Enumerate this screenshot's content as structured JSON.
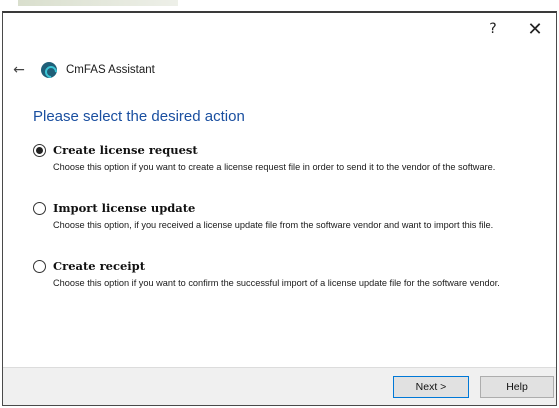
{
  "window": {
    "help_glyph": "?",
    "close_glyph": "✕"
  },
  "nav": {
    "back_glyph": "←",
    "app_title": "CmFAS Assistant"
  },
  "main": {
    "heading": "Please select the desired action",
    "options": [
      {
        "label": "Create license request",
        "description": "Choose this option if you want to create a license request file in order to send it to the vendor of the software.",
        "selected": true
      },
      {
        "label": "Import license update",
        "description": "Choose this option, if you received a license update file from the software vendor and want to import this file.",
        "selected": false
      },
      {
        "label": "Create receipt",
        "description": "Choose this option if you want to confirm the successful import of a license update file for the software vendor.",
        "selected": false
      }
    ]
  },
  "footer": {
    "next_label": "Next >",
    "help_label": "Help"
  }
}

::::::

**BRIEF**: Repeat the data above exactly, but not the pictures.

**THE OUTPUT**:
Enumerate this screenshot's content as structured JSON.
{
  "window": {
    "help_glyph": "?",
    "close_glyph": "✕"
  },
  "nav": {
    "back_glyph": "←",
    "app_title": "CmFAS Assistant"
  },
  "main": {
    "heading": "Please select the desired action",
    "options": [
      {
        "label": "Create license request",
        "description": "Choose this option if you want to create a license request file in order to send it to the vendor of the software.",
        "selected": true
      },
      {
        "label": "Import license update",
        "description": "Choose this option, if you received a license update file from the software vendor and want to import this file.",
        "selected": false
      },
      {
        "label": "Create receipt",
        "description": "Choose this option if you want to confirm the successful import of a license update file for the software vendor.",
        "selected": false
      }
    ]
  },
  "footer": {
    "next_label": "Next >",
    "help_label": "Help"
  }
}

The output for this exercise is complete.